:: EXERCISE GOAL ::
Copy nothing but the text: reproduce each line of the listing exactly and leave the pictures out.

(Data entries for graphics)
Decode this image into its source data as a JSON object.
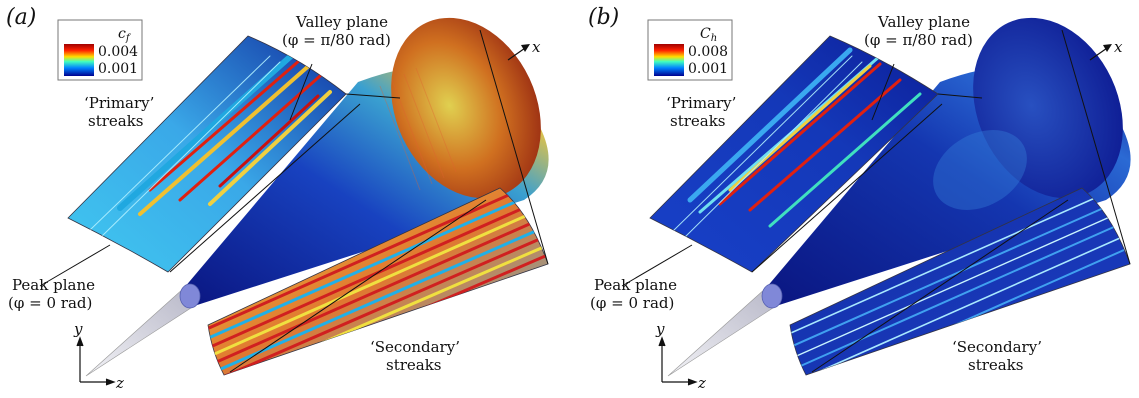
{
  "panels": [
    {
      "id": "a",
      "letter": "(a)",
      "legend": {
        "title": "c",
        "title_sub": "f",
        "max": "0.004",
        "min": "0.001"
      },
      "valley_label": "Valley plane",
      "valley_eq": "(φ = π/80 rad)",
      "primary_label_1": "‘Primary’",
      "primary_label_2": "streaks",
      "peak_label": "Peak plane",
      "peak_eq": "(φ = 0 rad)",
      "secondary_label_1": "‘Secondary’",
      "secondary_label_2": "streaks",
      "axis_x": "x",
      "axis_y": "y",
      "axis_z": "z",
      "colormap": "jet",
      "cone_tip_color": "#c8c8d8",
      "cone_base_color": "#12198f"
    },
    {
      "id": "b",
      "letter": "(b)",
      "legend": {
        "title": "C",
        "title_sub": "h",
        "max": "0.008",
        "min": "0.001"
      },
      "valley_label": "Valley plane",
      "valley_eq": "(φ = π/80 rad)",
      "primary_label_1": "‘Primary’",
      "primary_label_2": "streaks",
      "peak_label": "Peak plane",
      "peak_eq": "(φ = 0 rad)",
      "secondary_label_1": "‘Secondary’",
      "secondary_label_2": "streaks",
      "axis_x": "x",
      "axis_y": "y",
      "axis_z": "z",
      "colormap": "jet",
      "cone_tip_color": "#c8c8d8",
      "cone_base_color": "#12198f"
    }
  ]
}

:: EXERCISE OUTPUT ::
Decode this image into its source data as a JSON object.
{
  "panels": [
    {
      "id": "a",
      "letter": "(a)",
      "legend": {
        "title": "c",
        "title_sub": "f",
        "max": "0.004",
        "min": "0.001"
      },
      "valley_label": "Valley plane",
      "valley_eq": "(φ = π/80 rad)",
      "primary_label_1": "‘Primary’",
      "primary_label_2": "streaks",
      "peak_label": "Peak plane",
      "peak_eq": "(φ = 0 rad)",
      "secondary_label_1": "‘Secondary’",
      "secondary_label_2": "streaks",
      "axis_x": "x",
      "axis_y": "y",
      "axis_z": "z",
      "colormap": "jet",
      "cone_tip_color": "#c8c8d8",
      "cone_base_color": "#12198f"
    },
    {
      "id": "b",
      "letter": "(b)",
      "legend": {
        "title": "C",
        "title_sub": "h",
        "max": "0.008",
        "min": "0.001"
      },
      "valley_label": "Valley plane",
      "valley_eq": "(φ = π/80 rad)",
      "primary_label_1": "‘Primary’",
      "primary_label_2": "streaks",
      "peak_label": "Peak plane",
      "peak_eq": "(φ = 0 rad)",
      "secondary_label_1": "‘Secondary’",
      "secondary_label_2": "streaks",
      "axis_x": "x",
      "axis_y": "y",
      "axis_z": "z",
      "colormap": "jet",
      "cone_tip_color": "#c8c8d8",
      "cone_base_color": "#12198f"
    }
  ]
}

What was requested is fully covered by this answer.